TASK
Every entry must be copied word for word.

RAW DATA
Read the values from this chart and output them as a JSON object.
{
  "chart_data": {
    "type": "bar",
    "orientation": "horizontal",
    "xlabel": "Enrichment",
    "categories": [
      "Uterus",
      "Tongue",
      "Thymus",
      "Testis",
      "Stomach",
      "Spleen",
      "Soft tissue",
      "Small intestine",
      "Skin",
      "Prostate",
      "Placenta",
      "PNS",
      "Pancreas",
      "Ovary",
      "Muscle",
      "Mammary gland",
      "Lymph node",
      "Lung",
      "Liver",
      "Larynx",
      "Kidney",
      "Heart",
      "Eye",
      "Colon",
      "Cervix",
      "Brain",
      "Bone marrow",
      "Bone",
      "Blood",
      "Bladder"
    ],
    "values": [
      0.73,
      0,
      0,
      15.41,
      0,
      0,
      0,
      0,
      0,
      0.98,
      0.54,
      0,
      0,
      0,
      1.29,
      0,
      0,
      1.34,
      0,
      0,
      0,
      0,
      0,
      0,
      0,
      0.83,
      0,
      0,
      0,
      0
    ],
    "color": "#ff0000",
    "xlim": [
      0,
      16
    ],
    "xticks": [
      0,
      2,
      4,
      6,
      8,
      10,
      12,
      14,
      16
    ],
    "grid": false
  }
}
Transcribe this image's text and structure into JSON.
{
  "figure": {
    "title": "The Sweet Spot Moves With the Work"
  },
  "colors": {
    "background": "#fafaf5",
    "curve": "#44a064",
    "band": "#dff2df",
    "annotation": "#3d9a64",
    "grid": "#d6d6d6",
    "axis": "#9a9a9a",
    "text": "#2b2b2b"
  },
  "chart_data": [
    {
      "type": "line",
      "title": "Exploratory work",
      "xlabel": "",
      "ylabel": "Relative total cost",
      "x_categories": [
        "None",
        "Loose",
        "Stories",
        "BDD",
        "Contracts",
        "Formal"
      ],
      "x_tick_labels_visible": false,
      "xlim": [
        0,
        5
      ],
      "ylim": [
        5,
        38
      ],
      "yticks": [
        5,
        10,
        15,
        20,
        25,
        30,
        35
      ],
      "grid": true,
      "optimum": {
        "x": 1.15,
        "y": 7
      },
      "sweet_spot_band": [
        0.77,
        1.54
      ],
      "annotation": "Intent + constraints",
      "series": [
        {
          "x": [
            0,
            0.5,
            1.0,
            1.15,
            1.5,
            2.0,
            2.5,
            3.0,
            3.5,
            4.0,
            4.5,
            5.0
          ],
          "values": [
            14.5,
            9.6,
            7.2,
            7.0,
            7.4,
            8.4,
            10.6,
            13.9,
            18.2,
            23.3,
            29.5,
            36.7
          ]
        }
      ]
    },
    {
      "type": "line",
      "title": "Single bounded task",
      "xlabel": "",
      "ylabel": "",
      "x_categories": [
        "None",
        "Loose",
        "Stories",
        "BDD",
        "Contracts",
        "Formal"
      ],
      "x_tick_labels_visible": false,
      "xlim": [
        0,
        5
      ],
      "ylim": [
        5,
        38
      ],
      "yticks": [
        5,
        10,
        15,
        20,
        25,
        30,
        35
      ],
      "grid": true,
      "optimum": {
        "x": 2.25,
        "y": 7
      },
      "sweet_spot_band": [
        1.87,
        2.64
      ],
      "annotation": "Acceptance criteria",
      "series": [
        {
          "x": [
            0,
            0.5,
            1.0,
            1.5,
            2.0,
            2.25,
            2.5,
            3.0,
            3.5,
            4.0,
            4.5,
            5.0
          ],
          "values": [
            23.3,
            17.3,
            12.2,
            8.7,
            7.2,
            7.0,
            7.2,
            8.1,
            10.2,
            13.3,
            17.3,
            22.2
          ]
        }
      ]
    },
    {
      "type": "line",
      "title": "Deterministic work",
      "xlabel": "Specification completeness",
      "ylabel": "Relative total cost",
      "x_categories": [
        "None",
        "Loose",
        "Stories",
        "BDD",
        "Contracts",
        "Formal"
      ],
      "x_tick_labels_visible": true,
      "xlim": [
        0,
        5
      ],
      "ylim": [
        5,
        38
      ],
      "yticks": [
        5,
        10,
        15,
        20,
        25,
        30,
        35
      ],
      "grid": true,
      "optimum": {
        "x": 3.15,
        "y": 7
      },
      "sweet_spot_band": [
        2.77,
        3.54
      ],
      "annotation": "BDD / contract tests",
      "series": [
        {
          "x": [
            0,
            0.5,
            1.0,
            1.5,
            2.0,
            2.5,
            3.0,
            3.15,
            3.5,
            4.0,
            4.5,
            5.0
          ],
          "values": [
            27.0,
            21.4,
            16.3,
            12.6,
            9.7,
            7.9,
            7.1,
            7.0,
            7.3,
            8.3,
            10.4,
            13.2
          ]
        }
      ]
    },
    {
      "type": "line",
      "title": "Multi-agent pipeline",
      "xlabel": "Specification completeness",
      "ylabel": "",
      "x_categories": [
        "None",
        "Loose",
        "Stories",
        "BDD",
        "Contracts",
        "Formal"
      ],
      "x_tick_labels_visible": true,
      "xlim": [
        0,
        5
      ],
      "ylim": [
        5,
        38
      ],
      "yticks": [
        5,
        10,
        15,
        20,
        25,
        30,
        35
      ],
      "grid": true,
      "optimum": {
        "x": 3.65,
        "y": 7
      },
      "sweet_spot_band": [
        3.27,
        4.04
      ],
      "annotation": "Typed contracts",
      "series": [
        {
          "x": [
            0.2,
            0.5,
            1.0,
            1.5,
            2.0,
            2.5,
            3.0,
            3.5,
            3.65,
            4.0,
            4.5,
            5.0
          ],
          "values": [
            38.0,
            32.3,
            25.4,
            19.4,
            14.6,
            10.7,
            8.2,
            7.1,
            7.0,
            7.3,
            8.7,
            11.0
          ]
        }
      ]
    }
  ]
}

RIGHT ANSWER
Read the values from this chart and output them as a JSON object.
{
  "chart_data": {
    "type": "bar",
    "orientation": "horizontal",
    "xlabel": "Enrichment",
    "categories": [
      "Uterus",
      "Tongue",
      "Thymus",
      "Testis",
      "Stomach",
      "Spleen",
      "Soft tissue",
      "Small intestine",
      "Skin",
      "Prostate",
      "Placenta",
      "PNS",
      "Pancreas",
      "Ovary",
      "Muscle",
      "Mammary gland",
      "Lymph node",
      "Lung",
      "Liver",
      "Larynx",
      "Kidney",
      "Heart",
      "Eye",
      "Colon",
      "Cervix",
      "Brain",
      "Bone marrow",
      "Bone",
      "Blood",
      "Bladder"
    ],
    "values": [
      0.73,
      0,
      0,
      15.41,
      0,
      0,
      0,
      0,
      0,
      0.98,
      0.54,
      0,
      0,
      0,
      1.29,
      0,
      0,
      1.34,
      0,
      0,
      0,
      0,
      0,
      0,
      0,
      0.83,
      0,
      0,
      0,
      0
    ],
    "color": "#ff0000",
    "xlim": [
      0,
      16
    ],
    "xticks": [
      0,
      2,
      4,
      6,
      8,
      10,
      12,
      14,
      16
    ],
    "grid": false
  }
}
Transcribe this image's text and structure into JSON.
{
  "figure": {
    "title": "The Sweet Spot Moves With the Work"
  },
  "colors": {
    "background": "#fafaf5",
    "curve": "#44a064",
    "band": "#dff2df",
    "annotation": "#3d9a64",
    "grid": "#d6d6d6",
    "axis": "#9a9a9a",
    "text": "#2b2b2b"
  },
  "chart_data": [
    {
      "type": "line",
      "title": "Exploratory work",
      "xlabel": "",
      "ylabel": "Relative total cost",
      "x_categories": [
        "None",
        "Loose",
        "Stories",
        "BDD",
        "Contracts",
        "Formal"
      ],
      "x_tick_labels_visible": false,
      "xlim": [
        0,
        5
      ],
      "ylim": [
        5,
        38
      ],
      "yticks": [
        5,
        10,
        15,
        20,
        25,
        30,
        35
      ],
      "grid": true,
      "optimum": {
        "x": 1.15,
        "y": 7
      },
      "sweet_spot_band": [
        0.77,
        1.54
      ],
      "annotation": "Intent + constraints",
      "series": [
        {
          "x": [
            0,
            0.5,
            1.0,
            1.15,
            1.5,
            2.0,
            2.5,
            3.0,
            3.5,
            4.0,
            4.5,
            5.0
          ],
          "values": [
            14.5,
            9.6,
            7.2,
            7.0,
            7.4,
            8.4,
            10.6,
            13.9,
            18.2,
            23.3,
            29.5,
            36.7
          ]
        }
      ]
    },
    {
      "type": "line",
      "title": "Single bounded task",
      "xlabel": "",
      "ylabel": "",
      "x_categories": [
        "None",
        "Loose",
        "Stories",
        "BDD",
        "Contracts",
        "Formal"
      ],
      "x_tick_labels_visible": false,
      "xlim": [
        0,
        5
      ],
      "ylim": [
        5,
        38
      ],
      "yticks": [
        5,
        10,
        15,
        20,
        25,
        30,
        35
      ],
      "grid": true,
      "optimum": {
        "x": 2.25,
        "y": 7
      },
      "sweet_spot_band": [
        1.87,
        2.64
      ],
      "annotation": "Acceptance criteria",
      "series": [
        {
          "x": [
            0,
            0.5,
            1.0,
            1.5,
            2.0,
            2.25,
            2.5,
            3.0,
            3.5,
            4.0,
            4.5,
            5.0
          ],
          "values": [
            23.3,
            17.3,
            12.2,
            8.7,
            7.2,
            7.0,
            7.2,
            8.1,
            10.2,
            13.3,
            17.3,
            22.2
          ]
        }
      ]
    },
    {
      "type": "line",
      "title": "Deterministic work",
      "xlabel": "Specification completeness",
      "ylabel": "Relative total cost",
      "x_categories": [
        "None",
        "Loose",
        "Stories",
        "BDD",
        "Contracts",
        "Formal"
      ],
      "x_tick_labels_visible": true,
      "xlim": [
        0,
        5
      ],
      "ylim": [
        5,
        38
      ],
      "yticks": [
        5,
        10,
        15,
        20,
        25,
        30,
        35
      ],
      "grid": true,
      "optimum": {
        "x": 3.15,
        "y": 7
      },
      "sweet_spot_band": [
        2.77,
        3.54
      ],
      "annotation": "BDD / contract tests",
      "series": [
        {
          "x": [
            0,
            0.5,
            1.0,
            1.5,
            2.0,
            2.5,
            3.0,
            3.15,
            3.5,
            4.0,
            4.5,
            5.0
          ],
          "values": [
            27.0,
            21.4,
            16.3,
            12.6,
            9.7,
            7.9,
            7.1,
            7.0,
            7.3,
            8.3,
            10.4,
            13.2
          ]
        }
      ]
    },
    {
      "type": "line",
      "title": "Multi-agent pipeline",
      "xlabel": "Specification completeness",
      "ylabel": "",
      "x_categories": [
        "None",
        "Loose",
        "Stories",
        "BDD",
        "Contracts",
        "Formal"
      ],
      "x_tick_labels_visible": true,
      "xlim": [
        0,
        5
      ],
      "ylim": [
        5,
        38
      ],
      "yticks": [
        5,
        10,
        15,
        20,
        25,
        30,
        35
      ],
      "grid": true,
      "optimum": {
        "x": 3.65,
        "y": 7
      },
      "sweet_spot_band": [
        3.27,
        4.04
      ],
      "annotation": "Typed contracts",
      "series": [
        {
          "x": [
            0.2,
            0.5,
            1.0,
            1.5,
            2.0,
            2.5,
            3.0,
            3.5,
            3.65,
            4.0,
            4.5,
            5.0
          ],
          "values": [
            38.0,
            32.3,
            25.4,
            19.4,
            14.6,
            10.7,
            8.2,
            7.1,
            7.0,
            7.3,
            8.7,
            11.0
          ]
        }
      ]
    }
  ]
}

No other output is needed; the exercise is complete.